-- Dataset entries start --

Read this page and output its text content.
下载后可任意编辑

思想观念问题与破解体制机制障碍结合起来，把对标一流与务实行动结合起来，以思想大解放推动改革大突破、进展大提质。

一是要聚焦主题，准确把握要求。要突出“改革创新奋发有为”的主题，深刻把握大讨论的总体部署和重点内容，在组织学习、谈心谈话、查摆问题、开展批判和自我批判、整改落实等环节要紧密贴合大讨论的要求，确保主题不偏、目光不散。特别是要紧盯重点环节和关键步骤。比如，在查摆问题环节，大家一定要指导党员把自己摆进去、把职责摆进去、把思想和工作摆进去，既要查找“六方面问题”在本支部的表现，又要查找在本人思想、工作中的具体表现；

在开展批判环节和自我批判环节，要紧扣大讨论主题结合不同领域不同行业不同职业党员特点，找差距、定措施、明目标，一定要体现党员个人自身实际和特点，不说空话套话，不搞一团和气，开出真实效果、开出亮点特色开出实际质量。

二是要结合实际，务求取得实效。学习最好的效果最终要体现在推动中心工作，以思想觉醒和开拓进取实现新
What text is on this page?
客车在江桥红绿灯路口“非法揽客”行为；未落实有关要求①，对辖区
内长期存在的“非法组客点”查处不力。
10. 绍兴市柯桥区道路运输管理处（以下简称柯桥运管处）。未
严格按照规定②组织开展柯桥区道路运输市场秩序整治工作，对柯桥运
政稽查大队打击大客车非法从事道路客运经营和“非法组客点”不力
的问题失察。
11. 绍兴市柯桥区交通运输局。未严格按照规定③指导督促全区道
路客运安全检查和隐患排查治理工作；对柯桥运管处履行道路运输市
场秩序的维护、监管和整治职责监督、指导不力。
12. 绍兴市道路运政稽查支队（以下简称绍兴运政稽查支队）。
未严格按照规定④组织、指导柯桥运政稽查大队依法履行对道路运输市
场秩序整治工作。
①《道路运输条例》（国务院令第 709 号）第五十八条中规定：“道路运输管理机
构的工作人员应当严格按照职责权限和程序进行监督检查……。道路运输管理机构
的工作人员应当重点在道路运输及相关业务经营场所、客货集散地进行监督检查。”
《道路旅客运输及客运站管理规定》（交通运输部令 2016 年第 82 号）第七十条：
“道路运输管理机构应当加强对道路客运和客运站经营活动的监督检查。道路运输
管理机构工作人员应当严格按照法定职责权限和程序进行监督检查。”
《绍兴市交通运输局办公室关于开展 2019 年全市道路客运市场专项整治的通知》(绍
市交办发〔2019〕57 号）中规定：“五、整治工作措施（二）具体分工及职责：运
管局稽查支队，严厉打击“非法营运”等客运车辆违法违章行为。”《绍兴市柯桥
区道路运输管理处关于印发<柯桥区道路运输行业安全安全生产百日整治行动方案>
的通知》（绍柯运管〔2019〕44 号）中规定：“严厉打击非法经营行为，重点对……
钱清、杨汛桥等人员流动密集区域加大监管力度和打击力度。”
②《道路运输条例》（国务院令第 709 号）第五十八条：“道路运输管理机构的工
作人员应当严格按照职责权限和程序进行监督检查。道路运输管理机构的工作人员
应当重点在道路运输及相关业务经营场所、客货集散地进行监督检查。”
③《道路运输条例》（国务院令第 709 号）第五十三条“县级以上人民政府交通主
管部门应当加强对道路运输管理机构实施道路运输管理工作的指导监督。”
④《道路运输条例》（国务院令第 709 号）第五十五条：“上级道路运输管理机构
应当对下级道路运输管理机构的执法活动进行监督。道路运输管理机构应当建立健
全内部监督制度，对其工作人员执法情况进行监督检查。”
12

-- Dataset entries end --

Stated goal – Reproduce each entry exactly, leaving out nothing.

Task answer –
Read this page and output its text content.
下载后可任意编辑

思想观念问题与破解体制机制障碍结合起来，把对标一流与务实行动结合起来，以思想大解放推动改革大突破、进展大提质。

一是要聚焦主题，准确把握要求。要突出“改革创新奋发有为”的主题，深刻把握大讨论的总体部署和重点内容，在组织学习、谈心谈话、查摆问题、开展批判和自我批判、整改落实等环节要紧密贴合大讨论的要求，确保主题不偏、目光不散。特别是要紧盯重点环节和关键步骤。比如，在查摆问题环节，大家一定要指导党员把自己摆进去、把职责摆进去、把思想和工作摆进去，既要查找“六方面问题”在本支部的表现，又要查找在本人思想、工作中的具体表现；

在开展批判环节和自我批判环节，要紧扣大讨论主题结合不同领域不同行业不同职业党员特点，找差距、定措施、明目标，一定要体现党员个人自身实际和特点，不说空话套话，不搞一团和气，开出真实效果、开出亮点特色开出实际质量。

二是要结合实际，务求取得实效。学习最好的效果最终要体现在推动中心工作，以思想觉醒和开拓进取实现新
What text is on this page?
客车在江桥红绿灯路口“非法揽客”行为；未落实有关要求①，对辖区
内长期存在的“非法组客点”查处不力。
10. 绍兴市柯桥区道路运输管理处（以下简称柯桥运管处）。未
严格按照规定②组织开展柯桥区道路运输市场秩序整治工作，对柯桥运
政稽查大队打击大客车非法从事道路客运经营和“非法组客点”不力
的问题失察。
11. 绍兴市柯桥区交通运输局。未严格按照规定③指导督促全区道
路客运安全检查和隐患排查治理工作；对柯桥运管处履行道路运输市
场秩序的维护、监管和整治职责监督、指导不力。
12. 绍兴市道路运政稽查支队（以下简称绍兴运政稽查支队）。
未严格按照规定④组织、指导柯桥运政稽查大队依法履行对道路运输市
场秩序整治工作。
①《道路运输条例》（国务院令第 709 号）第五十八条中规定：“道路运输管理机
构的工作人员应当严格按照职责权限和程序进行监督检查……。道路运输管理机构
的工作人员应当重点在道路运输及相关业务经营场所、客货集散地进行监督检查。”
《道路旅客运输及客运站管理规定》（交通运输部令 2016 年第 82 号）第七十条：
“道路运输管理机构应当加强对道路客运和客运站经营活动的监督检查。道路运输
管理机构工作人员应当严格按照法定职责权限和程序进行监督检查。”
《绍兴市交通运输局办公室关于开展 2019 年全市道路客运市场专项整治的通知》(绍
市交办发〔2019〕57 号）中规定：“五、整治工作措施（二）具体分工及职责：运
管局稽查支队，严厉打击“非法营运”等客运车辆违法违章行为。”《绍兴市柯桥
区道路运输管理处关于印发<柯桥区道路运输行业安全安全生产百日整治行动方案>
的通知》（绍柯运管〔2019〕44 号）中规定：“严厉打击非法经营行为，重点对……
钱清、杨汛桥等人员流动密集区域加大监管力度和打击力度。”
②《道路运输条例》（国务院令第 709 号）第五十八条：“道路运输管理机构的工
作人员应当严格按照职责权限和程序进行监督检查。道路运输管理机构的工作人员
应当重点在道路运输及相关业务经营场所、客货集散地进行监督检查。”
③《道路运输条例》（国务院令第 709 号）第五十三条“县级以上人民政府交通主
管部门应当加强对道路运输管理机构实施道路运输管理工作的指导监督。”
④《道路运输条例》（国务院令第 709 号）第五十五条：“上级道路运输管理机构
应当对下级道路运输管理机构的执法活动进行监督。道路运输管理机构应当建立健
全内部监督制度，对其工作人员执法情况进行监督检查。”
12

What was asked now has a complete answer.